▸ Brief:
Read the material below and tally how many lines hold the word "title", giving the number and nothing else.

▸ Extracted information:

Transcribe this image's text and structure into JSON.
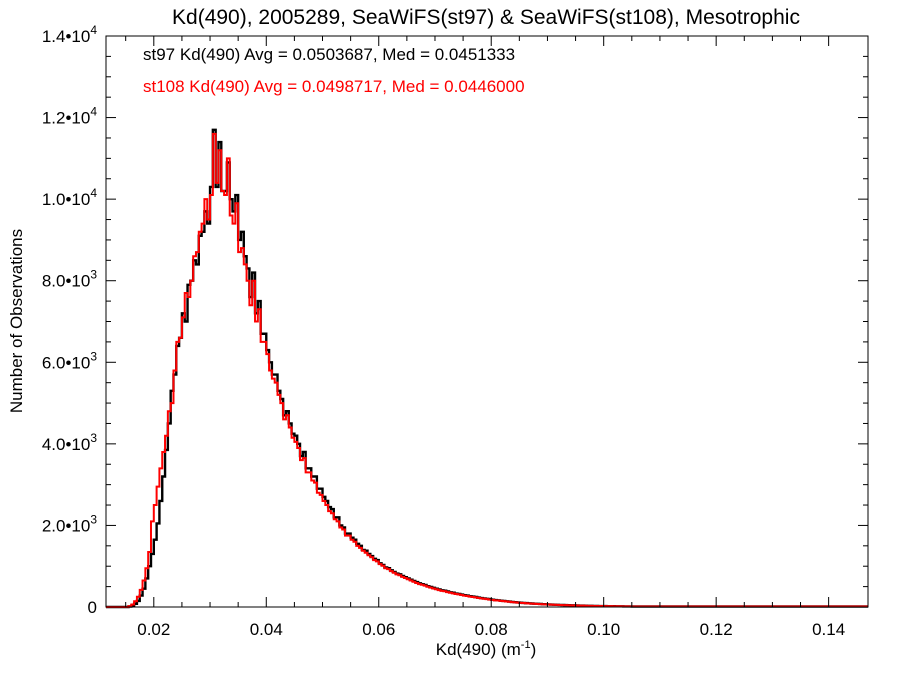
{
  "chart_data": {
    "type": "histogram",
    "title": "Kd(490), 2005289, SeaWiFS(st97) & SeaWiFS(st108), Mesotrophic",
    "xlabel": "Kd(490) (m",
    "xlabel_sup": "-1",
    "xlabel_close": ")",
    "ylabel": "Number of Observations",
    "xlim": [
      0.0115,
      0.147
    ],
    "ylim": [
      0,
      14000
    ],
    "xticks": [
      {
        "value": 0.02,
        "label": "0.02"
      },
      {
        "value": 0.04,
        "label": "0.04"
      },
      {
        "value": 0.06,
        "label": "0.06"
      },
      {
        "value": 0.08,
        "label": "0.08"
      },
      {
        "value": 0.1,
        "label": "0.10"
      },
      {
        "value": 0.12,
        "label": "0.12"
      },
      {
        "value": 0.14,
        "label": "0.14"
      }
    ],
    "yticks": [
      {
        "value": 0,
        "base": "0",
        "exp": ""
      },
      {
        "value": 2000,
        "base": "2.0•10",
        "exp": "3"
      },
      {
        "value": 4000,
        "base": "4.0•10",
        "exp": "3"
      },
      {
        "value": 6000,
        "base": "6.0•10",
        "exp": "3"
      },
      {
        "value": 8000,
        "base": "8.0•10",
        "exp": "3"
      },
      {
        "value": 10000,
        "base": "1.0•10",
        "exp": "4"
      },
      {
        "value": 12000,
        "base": "1.2•10",
        "exp": "4"
      },
      {
        "value": 14000,
        "base": "1.4•10",
        "exp": "4"
      }
    ],
    "bin_start": 0.0115,
    "bin_width": 0.0005,
    "annotations": [
      {
        "text": "st97 Kd(490) Avg = 0.0503687, Med = 0.0451333",
        "color": "#000000"
      },
      {
        "text": "st108 Kd(490) Avg = 0.0498717, Med = 0.0446000",
        "color": "#ff0000"
      }
    ],
    "series": [
      {
        "color": "#000000",
        "values": [
          0,
          0,
          0,
          0,
          0,
          0,
          0,
          0,
          10,
          30,
          80,
          150,
          280,
          450,
          700,
          1000,
          1300,
          1650,
          2050,
          2600,
          3200,
          3850,
          4500,
          5300,
          5700,
          6400,
          6600,
          7200,
          7000,
          7900,
          8000,
          8500,
          8400,
          9100,
          9200,
          9700,
          9400,
          10300,
          11700,
          10300,
          11400,
          10200,
          10200,
          10900,
          10000,
          9700,
          10100,
          9000,
          9200,
          8600,
          8300,
          7600,
          8200,
          7200,
          7500,
          6700,
          6700,
          6300,
          6000,
          5700,
          5700,
          5300,
          5100,
          4700,
          4800,
          4500,
          4250,
          4200,
          4000,
          3700,
          3800,
          3400,
          3400,
          3200,
          3200,
          2900,
          2900,
          2700,
          2600,
          2450,
          2400,
          2200,
          2200,
          2000,
          1950,
          1800,
          1800,
          1700,
          1650,
          1550,
          1500,
          1400,
          1380,
          1300,
          1250,
          1180,
          1150,
          1070,
          1030,
          970,
          950,
          900,
          860,
          820,
          800,
          760,
          730,
          700,
          670,
          640,
          610,
          580,
          560,
          540,
          510,
          490,
          470,
          450,
          430,
          410,
          400,
          380,
          360,
          350,
          330,
          320,
          305,
          290,
          280,
          265,
          255,
          245,
          230,
          220,
          210,
          200,
          190,
          180,
          170,
          165,
          155,
          148,
          140,
          133,
          125,
          118,
          112,
          106,
          100,
          95,
          90,
          86,
          82,
          78,
          74,
          70,
          66,
          63,
          60,
          57,
          54,
          51,
          49,
          46,
          44,
          42,
          40,
          38,
          36,
          34,
          32,
          30,
          28,
          27,
          25,
          24,
          23,
          22,
          21,
          20,
          19,
          18,
          17,
          16,
          15,
          14,
          13,
          12
        ]
      },
      {
        "color": "#ff0000",
        "values": [
          0,
          0,
          0,
          0,
          0,
          0,
          0,
          0,
          20,
          60,
          140,
          250,
          420,
          650,
          950,
          1350,
          2100,
          2500,
          2950,
          3400,
          3800,
          4200,
          4800,
          5000,
          5800,
          6500,
          6600,
          7100,
          7700,
          7600,
          8000,
          8600,
          8700,
          9200,
          9400,
          10000,
          9500,
          10100,
          11600,
          10400,
          11200,
          10200,
          10100,
          11000,
          9600,
          9400,
          9900,
          8700,
          8800,
          8400,
          8000,
          7400,
          8000,
          7000,
          7300,
          6500,
          6500,
          6200,
          5800,
          5600,
          5500,
          5200,
          5000,
          4600,
          4700,
          4400,
          4150,
          4050,
          3900,
          3600,
          3650,
          3300,
          3300,
          3100,
          3050,
          2800,
          2750,
          2600,
          2500,
          2350,
          2300,
          2150,
          2100,
          1950,
          1900,
          1750,
          1750,
          1650,
          1600,
          1500,
          1450,
          1380,
          1330,
          1270,
          1220,
          1150,
          1120,
          1050,
          1010,
          950,
          930,
          880,
          840,
          800,
          780,
          740,
          710,
          680,
          650,
          620,
          590,
          560,
          545,
          525,
          495,
          475,
          455,
          435,
          415,
          395,
          385,
          365,
          350,
          335,
          320,
          310,
          295,
          280,
          270,
          255,
          245,
          235,
          222,
          212,
          202,
          192,
          182,
          172,
          163,
          158,
          150,
          143,
          135,
          128,
          120,
          114,
          108,
          102,
          97,
          92,
          87,
          83,
          79,
          75,
          71,
          68,
          64,
          61,
          58,
          55,
          52,
          50,
          47,
          45,
          43,
          41,
          39,
          37,
          35,
          33,
          31,
          29,
          28,
          26,
          25,
          24,
          23,
          22,
          21,
          20,
          19,
          18,
          17,
          16,
          15,
          14,
          13,
          12
        ]
      }
    ]
  }
}
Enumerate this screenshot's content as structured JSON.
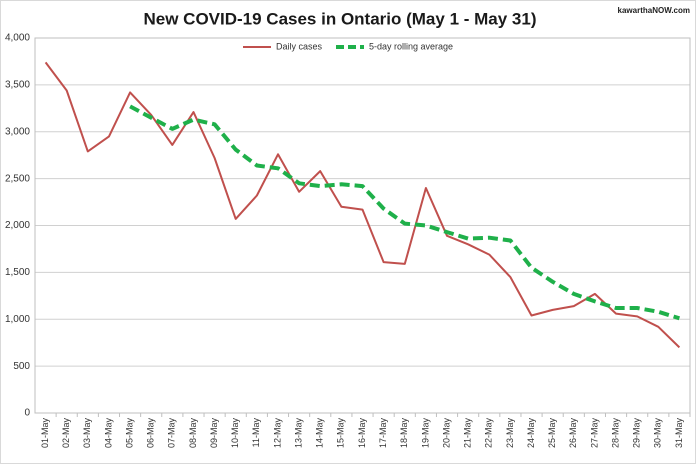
{
  "chart_data": {
    "type": "line",
    "title": "New COVID-19 Cases in Ontario (May 1 - May 31)",
    "watermark": "kawarthaNOW.com",
    "categories": [
      "01-May",
      "02-May",
      "03-May",
      "04-May",
      "05-May",
      "06-May",
      "07-May",
      "08-May",
      "09-May",
      "10-May",
      "11-May",
      "12-May",
      "13-May",
      "14-May",
      "15-May",
      "16-May",
      "17-May",
      "18-May",
      "19-May",
      "20-May",
      "21-May",
      "22-May",
      "23-May",
      "24-May",
      "25-May",
      "26-May",
      "27-May",
      "28-May",
      "29-May",
      "30-May",
      "31-May"
    ],
    "series": [
      {
        "name": "Daily cases",
        "color": "#c0504d",
        "style": "solid",
        "values": [
          3740,
          3440,
          2790,
          2950,
          3420,
          3180,
          2860,
          3210,
          2720,
          2070,
          2320,
          2760,
          2360,
          2580,
          2200,
          2170,
          1610,
          1590,
          2400,
          1890,
          1800,
          1690,
          1450,
          1040,
          1100,
          1140,
          1270,
          1060,
          1030,
          920,
          700
        ]
      },
      {
        "name": "5-day rolling average",
        "color": "#1fb04a",
        "style": "dashed",
        "values": [
          null,
          null,
          null,
          null,
          3270,
          3150,
          3030,
          3130,
          3080,
          2810,
          2640,
          2610,
          2450,
          2420,
          2440,
          2420,
          2180,
          2020,
          2000,
          1930,
          1860,
          1870,
          1840,
          1550,
          1400,
          1270,
          1190,
          1120,
          1120,
          1080,
          1010
        ]
      }
    ],
    "ylim": [
      0,
      4000
    ],
    "yticks": [
      0,
      500,
      {
        "value": 1000,
        "label": "1,000"
      },
      {
        "value": 1500,
        "label": "1,500"
      },
      {
        "value": 2000,
        "label": "2,000"
      },
      {
        "value": 2500,
        "label": "2,500"
      },
      {
        "value": 3000,
        "label": "3,000"
      },
      {
        "value": 3500,
        "label": "3,500"
      },
      {
        "value": 4000,
        "label": "4,000"
      }
    ],
    "grid": true,
    "legend": "top"
  }
}
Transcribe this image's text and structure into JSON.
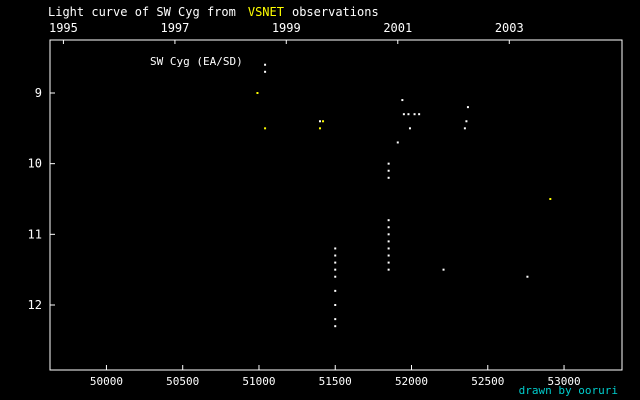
{
  "title": {
    "prefix": "Light curve of SW Cyg from",
    "highlight": "VSNET",
    "suffix": "observations"
  },
  "credit": "drawn by ooruri",
  "colors": {
    "background": "#000000",
    "axis": "#ffffff",
    "visual": "#ffffff",
    "ccd": "#ffff00",
    "credit": "#00cccc",
    "highlight": "#ffff00"
  },
  "chart_data": {
    "type": "scatter",
    "title": "Light curve of SW Cyg from VSNET observations",
    "star_label": "SW Cyg (EA/SD)",
    "xlabel": "",
    "ylabel": "",
    "xlim": [
      49630,
      53380
    ],
    "ylim": [
      12.92,
      8.25
    ],
    "y_inverted": true,
    "grid": false,
    "x_ticks": [
      {
        "value": 50000,
        "label": "50000"
      },
      {
        "value": 50500,
        "label": "50500"
      },
      {
        "value": 51000,
        "label": "51000"
      },
      {
        "value": 51500,
        "label": "51500"
      },
      {
        "value": 52000,
        "label": "52000"
      },
      {
        "value": 52500,
        "label": "52500"
      },
      {
        "value": 53000,
        "label": "53000"
      }
    ],
    "year_ticks": [
      {
        "value": 49718,
        "label": "1995"
      },
      {
        "value": 50449,
        "label": "1997"
      },
      {
        "value": 51179,
        "label": "1999"
      },
      {
        "value": 51910,
        "label": "2001"
      },
      {
        "value": 52641,
        "label": "2003"
      }
    ],
    "y_ticks": [
      {
        "value": 9,
        "label": "9"
      },
      {
        "value": 10,
        "label": "10"
      },
      {
        "value": 11,
        "label": "11"
      },
      {
        "value": 12,
        "label": "12"
      }
    ],
    "series": [
      {
        "color": "#ffffff",
        "points": [
          [
            51040,
            8.6
          ],
          [
            51040,
            8.7
          ],
          [
            51400,
            9.4
          ],
          [
            51500,
            11.2
          ],
          [
            51500,
            11.3
          ],
          [
            51500,
            11.4
          ],
          [
            51500,
            11.5
          ],
          [
            51500,
            11.6
          ],
          [
            51500,
            11.8
          ],
          [
            51500,
            12.0
          ],
          [
            51500,
            12.2
          ],
          [
            51500,
            12.3
          ],
          [
            51850,
            10.0
          ],
          [
            51850,
            10.1
          ],
          [
            51850,
            10.2
          ],
          [
            51850,
            10.8
          ],
          [
            51850,
            10.9
          ],
          [
            51850,
            11.0
          ],
          [
            51850,
            11.1
          ],
          [
            51850,
            11.2
          ],
          [
            51850,
            11.3
          ],
          [
            51850,
            11.4
          ],
          [
            51850,
            11.5
          ],
          [
            51910,
            9.7
          ],
          [
            51940,
            9.1
          ],
          [
            51950,
            9.3
          ],
          [
            51980,
            9.3
          ],
          [
            51990,
            9.5
          ],
          [
            52020,
            9.3
          ],
          [
            52050,
            9.3
          ],
          [
            52210,
            11.5
          ],
          [
            52350,
            9.5
          ],
          [
            52360,
            9.4
          ],
          [
            52370,
            9.2
          ],
          [
            52760,
            11.6
          ]
        ]
      },
      {
        "color": "#ffff00",
        "points": [
          [
            50990,
            9.0
          ],
          [
            51040,
            9.5
          ],
          [
            51400,
            9.5
          ],
          [
            51420,
            9.4
          ],
          [
            52910,
            10.5
          ]
        ]
      }
    ]
  }
}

▸ Result of the exercise:
4